▶ _Problem requirements_: Please write the listing below out again exactly, leaving every picture behind.

-- -- --

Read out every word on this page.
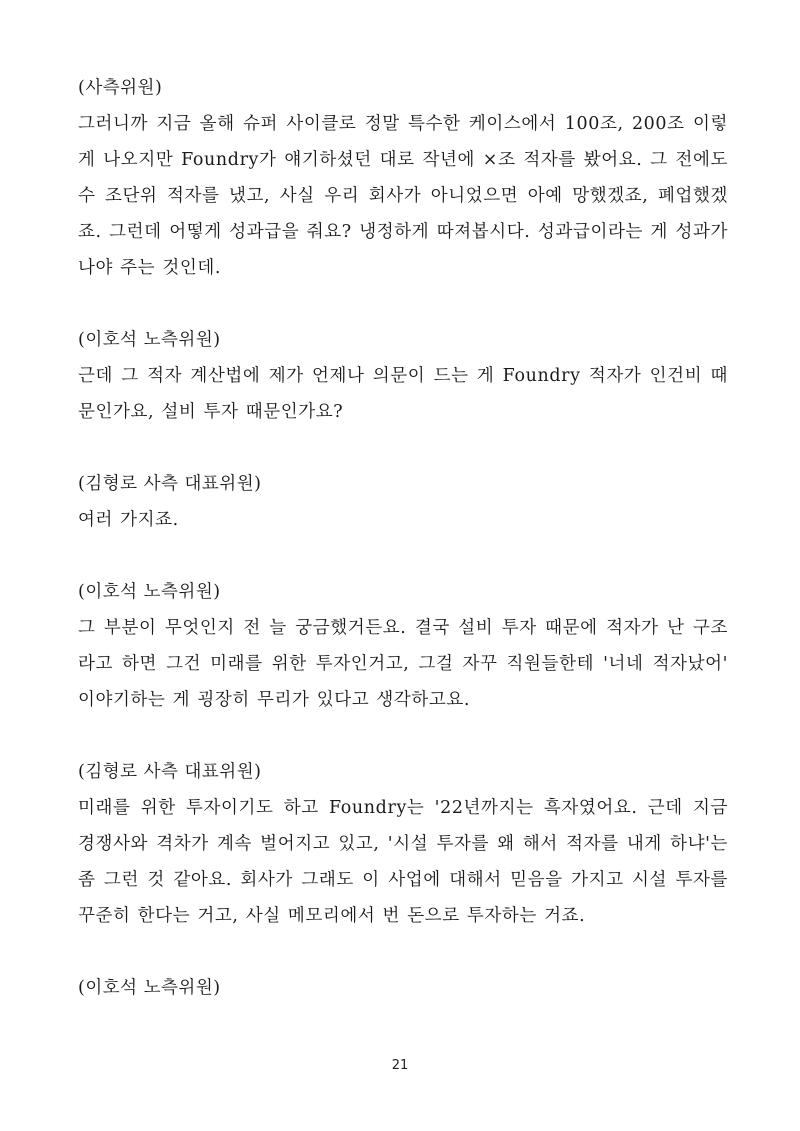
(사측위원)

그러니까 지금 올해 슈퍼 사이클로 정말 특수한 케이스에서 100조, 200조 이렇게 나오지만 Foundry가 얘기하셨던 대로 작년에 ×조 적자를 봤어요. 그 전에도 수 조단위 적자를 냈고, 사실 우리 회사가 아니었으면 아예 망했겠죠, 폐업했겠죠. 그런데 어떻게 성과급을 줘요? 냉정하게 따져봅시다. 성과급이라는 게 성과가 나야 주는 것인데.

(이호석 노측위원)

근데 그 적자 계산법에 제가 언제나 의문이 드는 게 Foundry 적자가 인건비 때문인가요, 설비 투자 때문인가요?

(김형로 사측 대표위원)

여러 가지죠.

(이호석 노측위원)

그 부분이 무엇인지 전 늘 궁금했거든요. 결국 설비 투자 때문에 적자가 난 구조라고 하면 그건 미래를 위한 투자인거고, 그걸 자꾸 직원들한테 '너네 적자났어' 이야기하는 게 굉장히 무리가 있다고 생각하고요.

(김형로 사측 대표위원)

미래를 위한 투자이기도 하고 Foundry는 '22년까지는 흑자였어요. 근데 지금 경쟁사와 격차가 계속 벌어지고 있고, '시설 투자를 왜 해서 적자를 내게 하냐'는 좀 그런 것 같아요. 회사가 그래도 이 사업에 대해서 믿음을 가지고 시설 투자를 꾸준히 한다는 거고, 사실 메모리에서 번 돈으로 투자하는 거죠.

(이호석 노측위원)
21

-- -- --

▶ _Answer in full_:
Read out every word on this page.
(사측위원)

그러니까 지금 올해 슈퍼 사이클로 정말 특수한 케이스에서 100조, 200조 이렇게 나오지만 Foundry가 얘기하셨던 대로 작년에 ×조 적자를 봤어요. 그 전에도 수 조단위 적자를 냈고, 사실 우리 회사가 아니었으면 아예 망했겠죠, 폐업했겠죠. 그런데 어떻게 성과급을 줘요? 냉정하게 따져봅시다. 성과급이라는 게 성과가 나야 주는 것인데.

(이호석 노측위원)

근데 그 적자 계산법에 제가 언제나 의문이 드는 게 Foundry 적자가 인건비 때문인가요, 설비 투자 때문인가요?

(김형로 사측 대표위원)

여러 가지죠.

(이호석 노측위원)

그 부분이 무엇인지 전 늘 궁금했거든요. 결국 설비 투자 때문에 적자가 난 구조라고 하면 그건 미래를 위한 투자인거고, 그걸 자꾸 직원들한테 '너네 적자났어' 이야기하는 게 굉장히 무리가 있다고 생각하고요.

(김형로 사측 대표위원)

미래를 위한 투자이기도 하고 Foundry는 '22년까지는 흑자였어요. 근데 지금 경쟁사와 격차가 계속 벌어지고 있고, '시설 투자를 왜 해서 적자를 내게 하냐'는 좀 그런 것 같아요. 회사가 그래도 이 사업에 대해서 믿음을 가지고 시설 투자를 꾸준히 한다는 거고, 사실 메모리에서 번 돈으로 투자하는 거죠.

(이호석 노측위원)
21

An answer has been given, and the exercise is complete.